(begin)
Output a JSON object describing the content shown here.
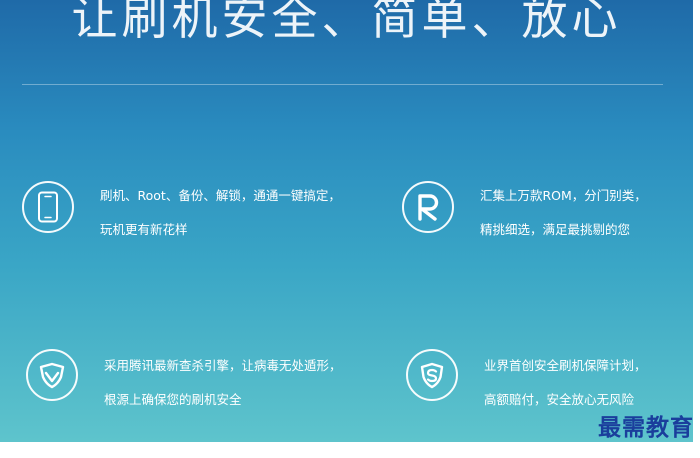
{
  "headline": "让刷机安全、简单、放心",
  "features": [
    {
      "icon": "smartphone-icon",
      "line1": "刷机、Root、备份、解锁，通通一键搞定，",
      "line2": "玩机更有新花样"
    },
    {
      "icon": "rom-r-icon",
      "line1": "汇集上万款ROM，分门别类，",
      "line2": "精挑细选，满足最挑剔的您"
    },
    {
      "icon": "shield-check-icon",
      "line1": "采用腾讯最新查杀引擎，让病毒无处遁形，",
      "line2": "根源上确保您的刷机安全"
    },
    {
      "icon": "shield-s-icon",
      "line1": "业界首创安全刷机保障计划，",
      "line2": "高额赔付，安全放心无风险"
    }
  ],
  "watermark": "最需教育"
}
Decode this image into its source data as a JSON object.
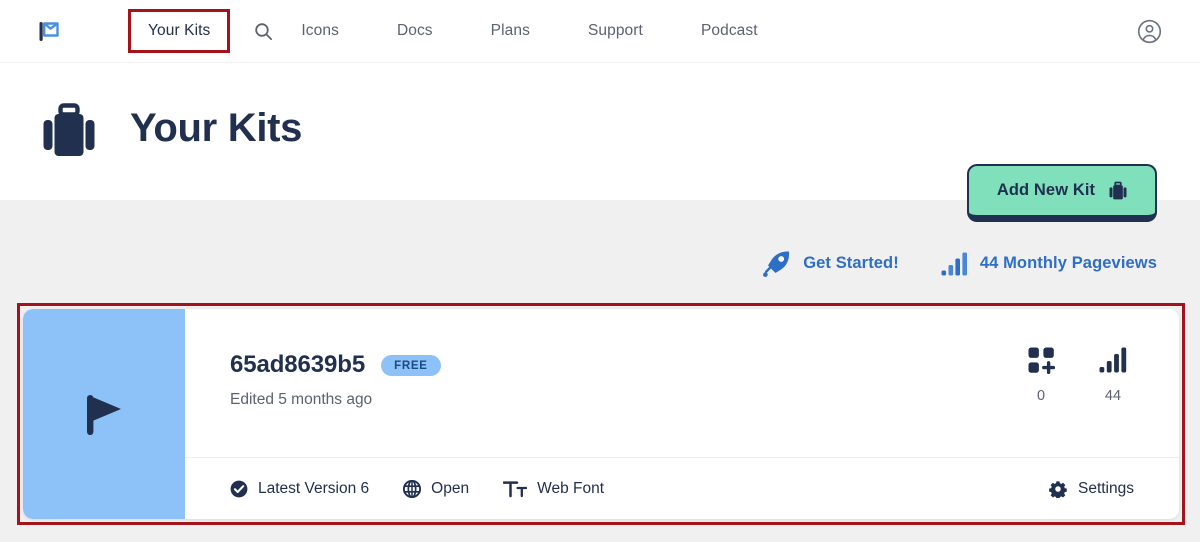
{
  "nav": {
    "logo_icon": "flag-icon",
    "items": [
      {
        "label": "Your Kits",
        "icon": "",
        "active": true
      },
      {
        "label": "",
        "icon": "search-icon",
        "active": false
      },
      {
        "label": "Icons",
        "icon": "",
        "active": false
      },
      {
        "label": "Docs",
        "icon": "",
        "active": false
      },
      {
        "label": "Plans",
        "icon": "",
        "active": false
      },
      {
        "label": "Support",
        "icon": "",
        "active": false
      },
      {
        "label": "Podcast",
        "icon": "",
        "active": false
      }
    ],
    "account_icon": "user-circle-icon"
  },
  "header": {
    "icon": "briefcase-icon",
    "title": "Your Kits",
    "add_button": {
      "label": "Add New Kit",
      "icon": "briefcase-icon",
      "bg_color": "#7fe0bb",
      "border_color": "#21304e"
    }
  },
  "stats": [
    {
      "icon": "rocket-icon",
      "label": "Get Started!",
      "color": "#2d6ec7"
    },
    {
      "icon": "chart-bar-icon",
      "label": "44 Monthly Pageviews",
      "color": "#2d6ec7"
    }
  ],
  "kit": {
    "thumbnail": {
      "icon": "flag-icon",
      "bg_color": "#8cc2f7",
      "icon_color": "#21304e"
    },
    "name": "65ad8639b5",
    "badge": "FREE",
    "edited": "Edited 5 months ago",
    "metrics": [
      {
        "icon": "icons-grid-plus-icon",
        "value": "0"
      },
      {
        "icon": "chart-bar-icon",
        "value": "44"
      }
    ],
    "actions": [
      {
        "icon": "check-circle-icon",
        "label": "Latest Version 6"
      },
      {
        "icon": "globe-icon",
        "label": "Open"
      },
      {
        "icon": "web-font-icon",
        "label": "Web Font"
      }
    ],
    "settings": {
      "icon": "gear-icon",
      "label": "Settings"
    }
  },
  "annotations": {
    "highlight_color": "#a4131b"
  }
}
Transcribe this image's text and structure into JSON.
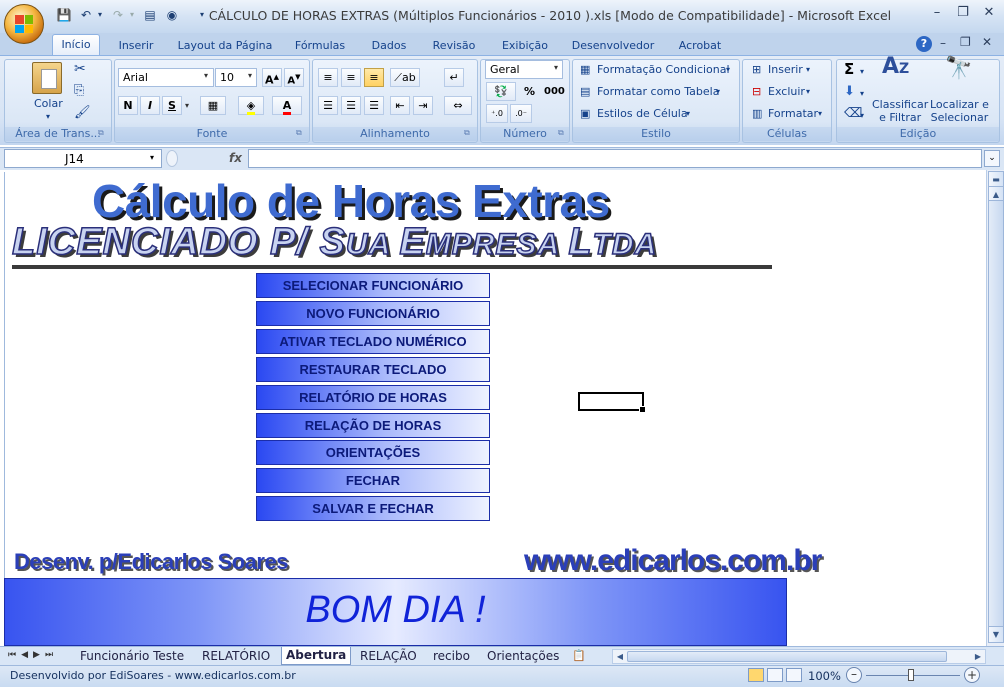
{
  "window": {
    "title": "CÁLCULO DE HORAS EXTRAS (Múltiplos Funcionários - 2010 ).xls  [Modo de Compatibilidade] - Microsoft Excel"
  },
  "ribbon_tabs": [
    "Início",
    "Inserir",
    "Layout da Página",
    "Fórmulas",
    "Dados",
    "Revisão",
    "Exibição",
    "Desenvolvedor",
    "Acrobat"
  ],
  "ribbon": {
    "clipboard": {
      "paste": "Colar",
      "label": "Área de Trans..."
    },
    "font": {
      "name": "Arial",
      "size": "10",
      "bold": "N",
      "italic": "I",
      "underline": "S",
      "label": "Fonte"
    },
    "alignment": {
      "label": "Alinhamento"
    },
    "number": {
      "format": "Geral",
      "percent": "%",
      "thousands": "000",
      "label": "Número"
    },
    "style": {
      "conditional": "Formatação Condicional",
      "as_table": "Formatar como Tabela",
      "cell_styles": "Estilos de Célula",
      "label": "Estilo"
    },
    "cells": {
      "insert": "Inserir",
      "delete": "Excluir",
      "format": "Formatar",
      "label": "Células"
    },
    "editing": {
      "sort": "Classificar\ne Filtrar",
      "find": "Localizar e\nSelecionar",
      "label": "Edição"
    }
  },
  "formula_bar": {
    "name_box": "J14",
    "fx": "fx",
    "formula": ""
  },
  "sheet": {
    "title": "Cálculo de Horas Extras",
    "subtitle_a": "LICENCIADO P/  S",
    "subtitle_b": "UA ",
    "subtitle_c": "E",
    "subtitle_d": "MPRESA ",
    "subtitle_e": "L",
    "subtitle_f": "TDA",
    "menu_buttons": [
      "SELECIONAR FUNCIONÁRIO",
      "NOVO FUNCIONÁRIO",
      "ATIVAR TECLADO NUMÉRICO",
      "RESTAURAR TECLADO",
      "RELATÓRIO DE HORAS",
      "RELAÇÃO DE HORAS",
      "ORIENTAÇÕES",
      "FECHAR",
      "SALVAR E FECHAR"
    ],
    "credit": "Desenv. p/Edicarlos Soares",
    "website": "www.edicarlos.com.br",
    "greeting": "BOM DIA !"
  },
  "sheet_tabs": [
    "Funcionário Teste",
    "RELATÓRIO",
    "Abertura",
    "RELAÇÃO",
    "recibo",
    "Orientações"
  ],
  "active_sheet_tab": "Abertura",
  "status": {
    "text": "Desenvolvido por EdiSoares - www.edicarlos.com.br",
    "zoom": "100%"
  },
  "colors": {
    "button_blue": "#2a48f2",
    "title_blue": "#3f6bd0",
    "ribbon_bg": "#d7e4f5"
  }
}
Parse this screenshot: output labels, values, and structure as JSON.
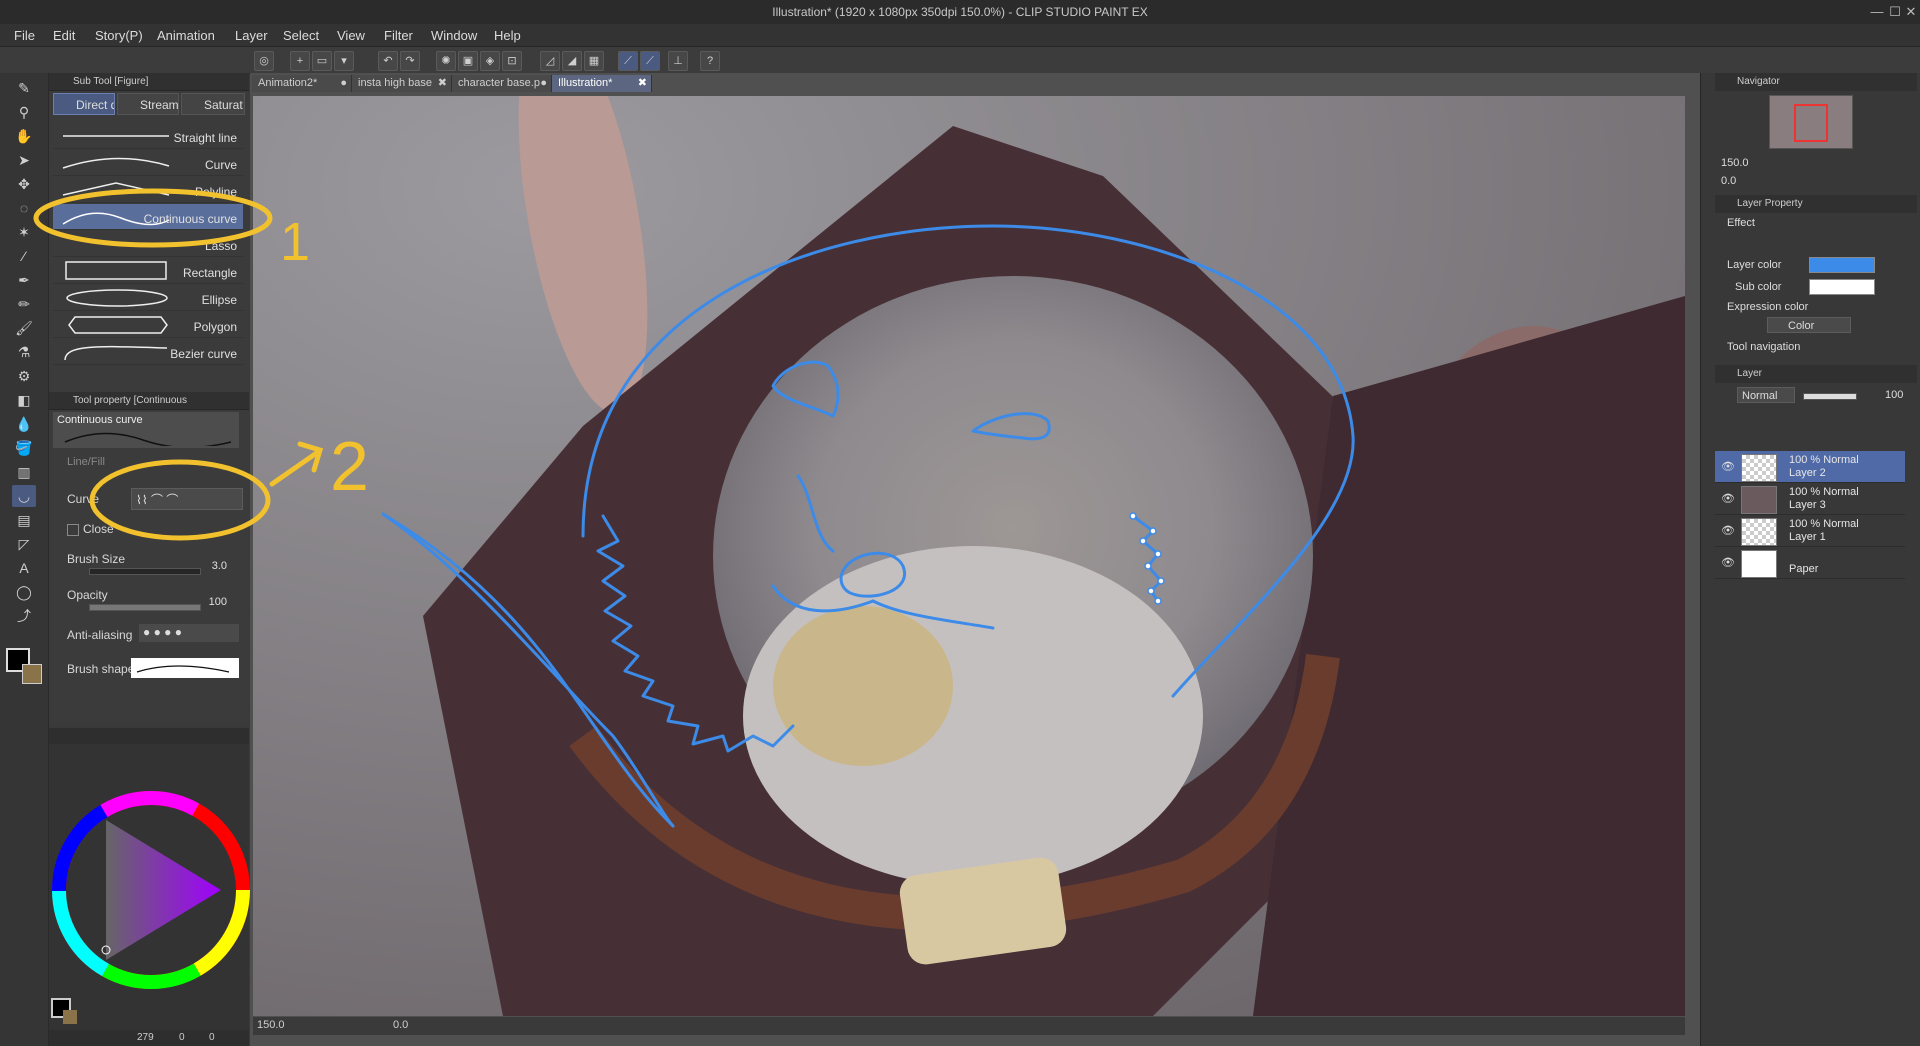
{
  "window": {
    "title": "Illustration* (1920 x 1080px 350dpi 150.0%)  - CLIP STUDIO PAINT EX",
    "minimize": "—",
    "maximize": "☐",
    "close": "✕"
  },
  "menu": [
    "File",
    "Edit",
    "Story(P)",
    "Animation",
    "Layer",
    "Select",
    "View",
    "Filter",
    "Window",
    "Help"
  ],
  "subtool_panel": {
    "header": "Sub Tool [Figure]",
    "tabs": [
      "Direct d",
      "Stream",
      "Saturat"
    ],
    "items": [
      {
        "label": "Straight line"
      },
      {
        "label": "Curve"
      },
      {
        "label": "Polyline"
      },
      {
        "label": "Continuous curve",
        "selected": true
      },
      {
        "label": "Lasso"
      },
      {
        "label": "Rectangle"
      },
      {
        "label": "Ellipse"
      },
      {
        "label": "Polygon"
      },
      {
        "label": "Bezier curve"
      }
    ]
  },
  "tool_property": {
    "header": "Tool property [Continuous",
    "preview_label": "Continuous curve",
    "line_fill": "Line/Fill",
    "curve_label": "Curve",
    "close_label": "Close",
    "brush_size_label": "Brush Size",
    "brush_size_value": "3.0",
    "opacity_label": "Opacity",
    "opacity_value": "100",
    "antialias_label": "Anti-aliasing",
    "brush_shape_label": "Brush shape"
  },
  "document_tabs": [
    {
      "label": "Animation2*",
      "close": "●"
    },
    {
      "label": "insta high base",
      "close": "✖"
    },
    {
      "label": "character base.p",
      "close": "●"
    },
    {
      "label": "Illustration*",
      "close": "✖",
      "active": true
    }
  ],
  "canvas_status": {
    "zoom": "150.0",
    "angle": "0.0"
  },
  "annotations": {
    "marker_1": "1",
    "marker_2": "2"
  },
  "navigator": {
    "header": "Navigator",
    "zoom": "150.0",
    "angle": "0.0"
  },
  "layer_property": {
    "header": "Layer Property",
    "effect": "Effect",
    "layer_color_label": "Layer color",
    "sub_color_label": "Sub color",
    "expression_color_label": "Expression color",
    "expression_color_value": "Color",
    "tool_navigation": "Tool navigation",
    "layer_color": "#3d8be8",
    "sub_color": "#ffffff"
  },
  "layer_panel": {
    "header": "Layer",
    "blend_mode": "Normal",
    "opacity": "100",
    "layers": [
      {
        "line1": "100 % Normal",
        "line2": "Layer 2",
        "selected": true
      },
      {
        "line1": "100 % Normal",
        "line2": "Layer 3"
      },
      {
        "line1": "100 % Normal",
        "line2": "Layer 1"
      },
      {
        "line1": "",
        "line2": "Paper"
      }
    ]
  },
  "color_panel": {
    "footer_left": "279",
    "footer_mid": "0",
    "footer_right": "0"
  }
}
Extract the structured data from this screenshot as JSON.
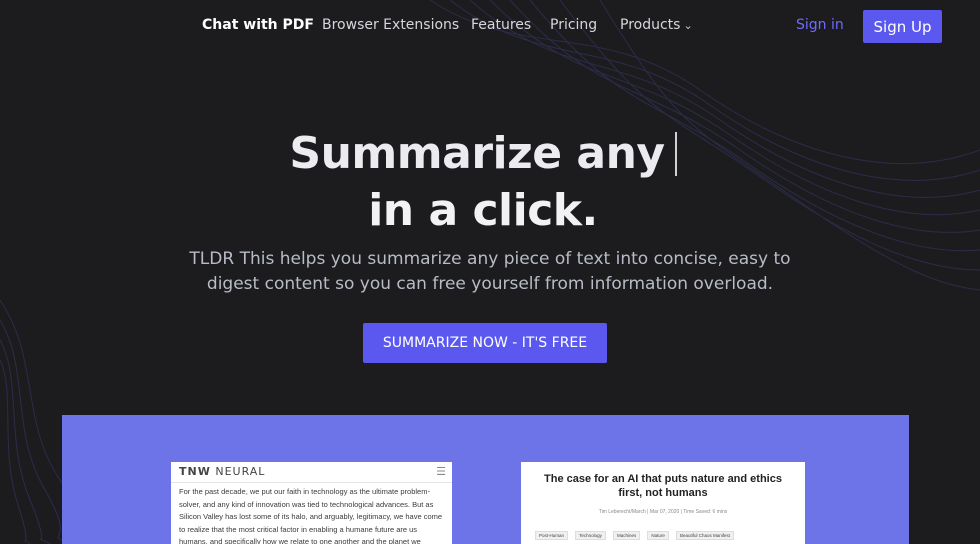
{
  "nav": {
    "brand": "Chat with PDF",
    "links": [
      "Browser Extensions",
      "Features",
      "Pricing",
      "Products"
    ],
    "signin": "Sign in",
    "signup": "Sign Up"
  },
  "hero": {
    "headline_line1": "Summarize any",
    "headline_line2": "in a click.",
    "subtitle": "TLDR This helps you summarize any piece of text into concise, easy to digest content so you can free yourself from information overload.",
    "cta": "SUMMARIZE NOW - IT'S FREE"
  },
  "preview": {
    "left_card": {
      "logo_bold": "TNW",
      "logo_rest": "NEURAL",
      "body": "For the past decade, we put our faith in technology as the ultimate problem-solver, and any kind of innovation was tied to technological advances. But as Silicon Valley has lost some of its halo, and arguably, legitimacy, we have come to realize that the most critical factor in enabling a humane future are us humans, and specifically how we relate to one another and the planet we inhabit. The real"
    },
    "right_card": {
      "title": "The case for an AI that puts nature and ethics first, not humans",
      "meta": "Tim Leberecht/March  |  Mar 07, 2020  |  Time Saved: 6 mins",
      "tags": [
        "Post-Human",
        "Technology",
        "Machines",
        "Nature",
        "Beautiful Chaos Manifest"
      ]
    }
  },
  "colors": {
    "background": "#1c1c1f",
    "accent": "#5b58f0",
    "preview_bg": "#6d74e8"
  }
}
(end)
**REQUEST**
Return every line of the preceding records in which the word "Illustration" appears.

**FULL OUTPUT**
    "title": "Illustration* (1920 x 1080px 350dpi 150.0%)  - CLIP STUDIO PAINT EX",
      "label": "Illustration*",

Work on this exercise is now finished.